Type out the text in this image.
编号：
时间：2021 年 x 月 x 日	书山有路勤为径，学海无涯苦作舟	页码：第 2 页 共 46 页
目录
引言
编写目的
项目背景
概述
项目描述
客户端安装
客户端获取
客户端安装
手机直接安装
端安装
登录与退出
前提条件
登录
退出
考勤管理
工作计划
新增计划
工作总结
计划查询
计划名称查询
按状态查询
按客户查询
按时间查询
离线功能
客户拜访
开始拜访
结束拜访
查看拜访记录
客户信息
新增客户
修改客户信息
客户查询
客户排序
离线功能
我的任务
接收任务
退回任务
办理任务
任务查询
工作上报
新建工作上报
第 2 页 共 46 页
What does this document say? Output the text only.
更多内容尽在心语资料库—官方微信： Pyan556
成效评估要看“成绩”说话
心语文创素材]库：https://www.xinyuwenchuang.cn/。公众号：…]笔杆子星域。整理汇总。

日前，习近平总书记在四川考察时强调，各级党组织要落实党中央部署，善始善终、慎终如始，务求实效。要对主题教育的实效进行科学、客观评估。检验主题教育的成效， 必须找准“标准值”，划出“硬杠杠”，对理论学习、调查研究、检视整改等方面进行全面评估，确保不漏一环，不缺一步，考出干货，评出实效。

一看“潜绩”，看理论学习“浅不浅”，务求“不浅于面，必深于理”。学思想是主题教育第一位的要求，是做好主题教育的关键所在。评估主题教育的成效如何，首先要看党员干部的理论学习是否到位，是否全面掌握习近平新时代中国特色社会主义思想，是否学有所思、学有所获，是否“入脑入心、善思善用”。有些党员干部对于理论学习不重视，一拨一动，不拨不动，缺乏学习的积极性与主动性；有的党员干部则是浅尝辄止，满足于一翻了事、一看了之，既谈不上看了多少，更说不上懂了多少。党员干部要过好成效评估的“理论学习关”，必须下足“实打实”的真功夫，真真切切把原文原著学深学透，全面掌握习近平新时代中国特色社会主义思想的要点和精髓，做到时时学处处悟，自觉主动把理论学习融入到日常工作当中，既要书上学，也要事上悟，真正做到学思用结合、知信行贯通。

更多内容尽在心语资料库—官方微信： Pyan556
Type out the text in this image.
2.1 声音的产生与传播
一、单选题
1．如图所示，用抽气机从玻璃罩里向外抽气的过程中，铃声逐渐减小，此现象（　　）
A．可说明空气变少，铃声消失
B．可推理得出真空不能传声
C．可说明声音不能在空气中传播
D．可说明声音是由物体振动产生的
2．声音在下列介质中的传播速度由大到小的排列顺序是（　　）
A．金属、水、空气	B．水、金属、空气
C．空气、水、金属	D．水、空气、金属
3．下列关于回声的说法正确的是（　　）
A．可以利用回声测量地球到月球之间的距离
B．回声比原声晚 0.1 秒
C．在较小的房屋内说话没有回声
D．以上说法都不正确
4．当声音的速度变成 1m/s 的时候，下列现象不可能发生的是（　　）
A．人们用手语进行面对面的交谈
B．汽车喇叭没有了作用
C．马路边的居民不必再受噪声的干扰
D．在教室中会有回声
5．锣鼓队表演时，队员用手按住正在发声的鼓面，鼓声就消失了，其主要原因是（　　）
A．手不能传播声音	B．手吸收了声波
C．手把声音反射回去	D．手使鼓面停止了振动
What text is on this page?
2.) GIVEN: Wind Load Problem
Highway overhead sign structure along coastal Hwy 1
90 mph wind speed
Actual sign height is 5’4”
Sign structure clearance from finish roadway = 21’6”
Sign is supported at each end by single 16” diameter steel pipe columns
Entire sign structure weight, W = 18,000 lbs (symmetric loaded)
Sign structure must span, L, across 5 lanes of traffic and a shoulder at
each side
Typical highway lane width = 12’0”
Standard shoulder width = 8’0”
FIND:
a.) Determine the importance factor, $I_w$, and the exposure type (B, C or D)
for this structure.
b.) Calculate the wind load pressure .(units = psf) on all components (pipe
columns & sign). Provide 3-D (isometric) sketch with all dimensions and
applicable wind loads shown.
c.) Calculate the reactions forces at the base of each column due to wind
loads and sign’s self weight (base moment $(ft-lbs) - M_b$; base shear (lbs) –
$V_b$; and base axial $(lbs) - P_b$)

-------------------------

__GIVEN REQUEST__
Repeat every line of the material exactly as given.

__TASK SOLUTION__
Type out the text in this image.
编号：
时间：2021 年 x 月 x 日	书山有路勤为径，学海无涯苦作舟	页码：第 2 页 共 46 页
目录
引言
编写目的
项目背景
概述
项目描述
客户端安装
客户端获取
客户端安装
手机直接安装
端安装
登录与退出
前提条件
登录
退出
考勤管理
工作计划
新增计划
工作总结
计划查询
计划名称查询
按状态查询
按客户查询
按时间查询
离线功能
客户拜访
开始拜访
结束拜访
查看拜访记录
客户信息
新增客户
修改客户信息
客户查询
客户排序
离线功能
我的任务
接收任务
退回任务
办理任务
任务查询
工作上报
新建工作上报
第 2 页 共 46 页
What does this document say? Output the text only.
更多内容尽在心语资料库—官方微信： Pyan556
成效评估要看“成绩”说话
心语文创素材]库：https://www.xinyuwenchuang.cn/。公众号：…]笔杆子星域。整理汇总。

日前，习近平总书记在四川考察时强调，各级党组织要落实党中央部署，善始善终、慎终如始，务求实效。要对主题教育的实效进行科学、客观评估。检验主题教育的成效， 必须找准“标准值”，划出“硬杠杠”，对理论学习、调查研究、检视整改等方面进行全面评估，确保不漏一环，不缺一步，考出干货，评出实效。

一看“潜绩”，看理论学习“浅不浅”，务求“不浅于面，必深于理”。学思想是主题教育第一位的要求，是做好主题教育的关键所在。评估主题教育的成效如何，首先要看党员干部的理论学习是否到位，是否全面掌握习近平新时代中国特色社会主义思想，是否学有所思、学有所获，是否“入脑入心、善思善用”。有些党员干部对于理论学习不重视，一拨一动，不拨不动，缺乏学习的积极性与主动性；有的党员干部则是浅尝辄止，满足于一翻了事、一看了之，既谈不上看了多少，更说不上懂了多少。党员干部要过好成效评估的“理论学习关”，必须下足“实打实”的真功夫，真真切切把原文原著学深学透，全面掌握习近平新时代中国特色社会主义思想的要点和精髓，做到时时学处处悟，自觉主动把理论学习融入到日常工作当中，既要书上学，也要事上悟，真正做到学思用结合、知信行贯通。

更多内容尽在心语资料库—官方微信： Pyan556
Type out the text in this image.
2.1 声音的产生与传播
一、单选题
1．如图所示，用抽气机从玻璃罩里向外抽气的过程中，铃声逐渐减小，此现象（　　）
A．可说明空气变少，铃声消失
B．可推理得出真空不能传声
C．可说明声音不能在空气中传播
D．可说明声音是由物体振动产生的
2．声音在下列介质中的传播速度由大到小的排列顺序是（　　）
A．金属、水、空气	B．水、金属、空气
C．空气、水、金属	D．水、空气、金属
3．下列关于回声的说法正确的是（　　）
A．可以利用回声测量地球到月球之间的距离
B．回声比原声晚 0.1 秒
C．在较小的房屋内说话没有回声
D．以上说法都不正确
4．当声音的速度变成 1m/s 的时候，下列现象不可能发生的是（　　）
A．人们用手语进行面对面的交谈
B．汽车喇叭没有了作用
C．马路边的居民不必再受噪声的干扰
D．在教室中会有回声
5．锣鼓队表演时，队员用手按住正在发声的鼓面，鼓声就消失了，其主要原因是（　　）
A．手不能传播声音	B．手吸收了声波
C．手把声音反射回去	D．手使鼓面停止了振动
What text is on this page?
2.) GIVEN: Wind Load Problem
Highway overhead sign structure along coastal Hwy 1
90 mph wind speed
Actual sign height is 5’4”
Sign structure clearance from finish roadway = 21’6”
Sign is supported at each end by single 16” diameter steel pipe columns
Entire sign structure weight, W = 18,000 lbs (symmetric loaded)
Sign structure must span, L, across 5 lanes of traffic and a shoulder at
each side
Typical highway lane width = 12’0”
Standard shoulder width = 8’0”
FIND:
a.) Determine the importance factor, $I_w$, and the exposure type (B, C or D)
for this structure.
b.) Calculate the wind load pressure .(units = psf) on all components (pipe
columns & sign). Provide 3-D (isometric) sketch with all dimensions and
applicable wind loads shown.
c.) Calculate the reactions forces at the base of each column due to wind
loads and sign’s self weight (base moment $(ft-lbs) - M_b$; base shear (lbs) –
$V_b$; and base axial $(lbs) - P_b$)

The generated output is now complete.